_Task objective_. Copy the rows below, putting "Age Range" wherever "Age Group" appears and leaving everything else unchanged.

_Data shown_.

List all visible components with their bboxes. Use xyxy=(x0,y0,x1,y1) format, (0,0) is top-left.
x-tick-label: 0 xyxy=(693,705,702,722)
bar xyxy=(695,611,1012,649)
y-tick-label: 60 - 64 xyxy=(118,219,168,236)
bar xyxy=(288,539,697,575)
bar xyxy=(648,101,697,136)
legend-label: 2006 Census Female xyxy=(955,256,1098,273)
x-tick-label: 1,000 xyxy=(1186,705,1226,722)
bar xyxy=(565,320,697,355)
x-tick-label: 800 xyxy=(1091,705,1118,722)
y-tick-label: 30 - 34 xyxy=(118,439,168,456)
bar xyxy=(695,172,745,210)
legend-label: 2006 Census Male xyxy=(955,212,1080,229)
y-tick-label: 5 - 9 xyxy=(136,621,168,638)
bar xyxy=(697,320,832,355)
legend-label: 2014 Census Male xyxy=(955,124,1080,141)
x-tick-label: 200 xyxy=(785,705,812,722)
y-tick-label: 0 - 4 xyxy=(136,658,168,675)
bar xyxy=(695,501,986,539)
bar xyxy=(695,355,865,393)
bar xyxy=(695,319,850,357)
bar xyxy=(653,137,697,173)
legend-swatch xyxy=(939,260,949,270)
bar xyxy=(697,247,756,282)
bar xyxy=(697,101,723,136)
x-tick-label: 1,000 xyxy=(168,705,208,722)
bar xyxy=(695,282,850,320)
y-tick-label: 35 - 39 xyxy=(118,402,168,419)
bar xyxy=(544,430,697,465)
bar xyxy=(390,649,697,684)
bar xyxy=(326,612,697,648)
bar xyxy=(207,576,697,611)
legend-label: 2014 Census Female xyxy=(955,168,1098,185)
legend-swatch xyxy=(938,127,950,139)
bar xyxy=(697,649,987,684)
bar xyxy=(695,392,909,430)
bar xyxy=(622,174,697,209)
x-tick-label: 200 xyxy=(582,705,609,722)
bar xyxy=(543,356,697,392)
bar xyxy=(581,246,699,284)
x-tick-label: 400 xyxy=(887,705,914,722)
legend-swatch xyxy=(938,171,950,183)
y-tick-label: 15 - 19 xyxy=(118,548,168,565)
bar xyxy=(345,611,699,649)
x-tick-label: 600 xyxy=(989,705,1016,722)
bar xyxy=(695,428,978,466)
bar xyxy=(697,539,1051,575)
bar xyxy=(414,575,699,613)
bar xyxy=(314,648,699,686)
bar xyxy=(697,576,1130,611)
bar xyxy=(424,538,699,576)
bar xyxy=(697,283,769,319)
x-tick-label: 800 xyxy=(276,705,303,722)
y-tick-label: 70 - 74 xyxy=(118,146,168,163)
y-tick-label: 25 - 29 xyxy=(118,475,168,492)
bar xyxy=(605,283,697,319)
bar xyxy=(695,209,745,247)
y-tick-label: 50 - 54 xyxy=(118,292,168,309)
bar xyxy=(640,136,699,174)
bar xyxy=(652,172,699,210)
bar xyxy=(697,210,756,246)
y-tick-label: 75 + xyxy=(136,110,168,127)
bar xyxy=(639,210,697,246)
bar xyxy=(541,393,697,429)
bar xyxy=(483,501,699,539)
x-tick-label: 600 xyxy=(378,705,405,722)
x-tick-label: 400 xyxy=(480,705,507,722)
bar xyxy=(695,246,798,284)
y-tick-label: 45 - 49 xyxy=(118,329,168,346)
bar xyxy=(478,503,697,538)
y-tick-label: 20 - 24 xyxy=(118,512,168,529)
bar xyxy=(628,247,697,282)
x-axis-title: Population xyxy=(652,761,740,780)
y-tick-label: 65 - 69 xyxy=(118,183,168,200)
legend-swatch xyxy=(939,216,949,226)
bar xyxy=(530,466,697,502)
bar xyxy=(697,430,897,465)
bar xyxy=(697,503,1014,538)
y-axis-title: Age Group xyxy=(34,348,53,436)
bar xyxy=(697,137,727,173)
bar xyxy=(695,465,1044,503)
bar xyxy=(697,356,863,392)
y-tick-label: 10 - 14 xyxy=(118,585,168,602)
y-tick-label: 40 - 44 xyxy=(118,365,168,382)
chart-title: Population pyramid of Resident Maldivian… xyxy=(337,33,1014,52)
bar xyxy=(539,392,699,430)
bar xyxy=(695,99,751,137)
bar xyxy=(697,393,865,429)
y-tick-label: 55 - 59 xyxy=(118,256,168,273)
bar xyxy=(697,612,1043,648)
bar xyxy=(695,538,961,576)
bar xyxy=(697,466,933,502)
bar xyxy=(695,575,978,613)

_Reply_.
List all visible components with their bboxes. Use xyxy=(x0,y0,x1,y1) format, (0,0) is top-left.
x-tick-label: 0 xyxy=(693,705,702,722)
bar xyxy=(695,611,1012,649)
y-tick-label: 60 - 64 xyxy=(118,219,168,236)
bar xyxy=(288,539,697,575)
bar xyxy=(648,101,697,136)
legend-label: 2006 Census Female xyxy=(955,256,1098,273)
x-tick-label: 1,000 xyxy=(1186,705,1226,722)
bar xyxy=(565,320,697,355)
x-tick-label: 800 xyxy=(1091,705,1118,722)
y-tick-label: 30 - 34 xyxy=(118,439,168,456)
bar xyxy=(695,172,745,210)
legend-label: 2006 Census Male xyxy=(955,212,1080,229)
y-tick-label: 5 - 9 xyxy=(136,621,168,638)
bar xyxy=(697,320,832,355)
legend-label: 2014 Census Male xyxy=(955,124,1080,141)
x-tick-label: 200 xyxy=(785,705,812,722)
y-tick-label: 0 - 4 xyxy=(136,658,168,675)
bar xyxy=(695,501,986,539)
bar xyxy=(695,355,865,393)
bar xyxy=(695,319,850,357)
bar xyxy=(653,137,697,173)
legend-swatch xyxy=(939,260,949,270)
bar xyxy=(697,247,756,282)
bar xyxy=(697,101,723,136)
x-tick-label: 1,000 xyxy=(168,705,208,722)
bar xyxy=(695,282,850,320)
y-tick-label: 35 - 39 xyxy=(118,402,168,419)
bar xyxy=(544,430,697,465)
bar xyxy=(390,649,697,684)
bar xyxy=(326,612,697,648)
bar xyxy=(207,576,697,611)
legend-label: 2014 Census Female xyxy=(955,168,1098,185)
legend-swatch xyxy=(938,127,950,139)
bar xyxy=(697,649,987,684)
bar xyxy=(695,392,909,430)
bar xyxy=(622,174,697,209)
x-tick-label: 200 xyxy=(582,705,609,722)
bar xyxy=(543,356,697,392)
bar xyxy=(581,246,699,284)
x-tick-label: 400 xyxy=(887,705,914,722)
legend-swatch xyxy=(938,171,950,183)
y-tick-label: 15 - 19 xyxy=(118,548,168,565)
bar xyxy=(345,611,699,649)
x-tick-label: 600 xyxy=(989,705,1016,722)
bar xyxy=(695,428,978,466)
bar xyxy=(697,539,1051,575)
bar xyxy=(414,575,699,613)
bar xyxy=(314,648,699,686)
bar xyxy=(697,576,1130,611)
bar xyxy=(424,538,699,576)
bar xyxy=(697,283,769,319)
x-tick-label: 800 xyxy=(276,705,303,722)
y-tick-label: 70 - 74 xyxy=(118,146,168,163)
y-tick-label: 25 - 29 xyxy=(118,475,168,492)
bar xyxy=(605,283,697,319)
bar xyxy=(695,209,745,247)
y-tick-label: 50 - 54 xyxy=(118,292,168,309)
bar xyxy=(640,136,699,174)
bar xyxy=(652,172,699,210)
bar xyxy=(697,210,756,246)
y-tick-label: 75 + xyxy=(136,110,168,127)
bar xyxy=(639,210,697,246)
bar xyxy=(541,393,697,429)
bar xyxy=(483,501,699,539)
x-tick-label: 600 xyxy=(378,705,405,722)
x-tick-label: 400 xyxy=(480,705,507,722)
bar xyxy=(695,246,798,284)
y-tick-label: 45 - 49 xyxy=(118,329,168,346)
bar xyxy=(478,503,697,538)
y-tick-label: 20 - 24 xyxy=(118,512,168,529)
bar xyxy=(628,247,697,282)
x-axis-title: Population xyxy=(652,761,740,780)
y-tick-label: 65 - 69 xyxy=(118,183,168,200)
legend-swatch xyxy=(939,216,949,226)
bar xyxy=(530,466,697,502)
bar xyxy=(697,430,897,465)
bar xyxy=(697,503,1014,538)
y-axis-title: Age Range xyxy=(34,348,53,436)
bar xyxy=(697,137,727,173)
bar xyxy=(695,465,1044,503)
bar xyxy=(697,356,863,392)
y-tick-label: 10 - 14 xyxy=(118,585,168,602)
y-tick-label: 40 - 44 xyxy=(118,365,168,382)
chart-title: Population pyramid of Resident Maldivian… xyxy=(337,33,1014,52)
bar xyxy=(539,392,699,430)
bar xyxy=(695,99,751,137)
bar xyxy=(697,393,865,429)
y-tick-label: 55 - 59 xyxy=(118,256,168,273)
bar xyxy=(697,612,1043,648)
bar xyxy=(695,538,961,576)
bar xyxy=(697,466,933,502)
bar xyxy=(695,575,978,613)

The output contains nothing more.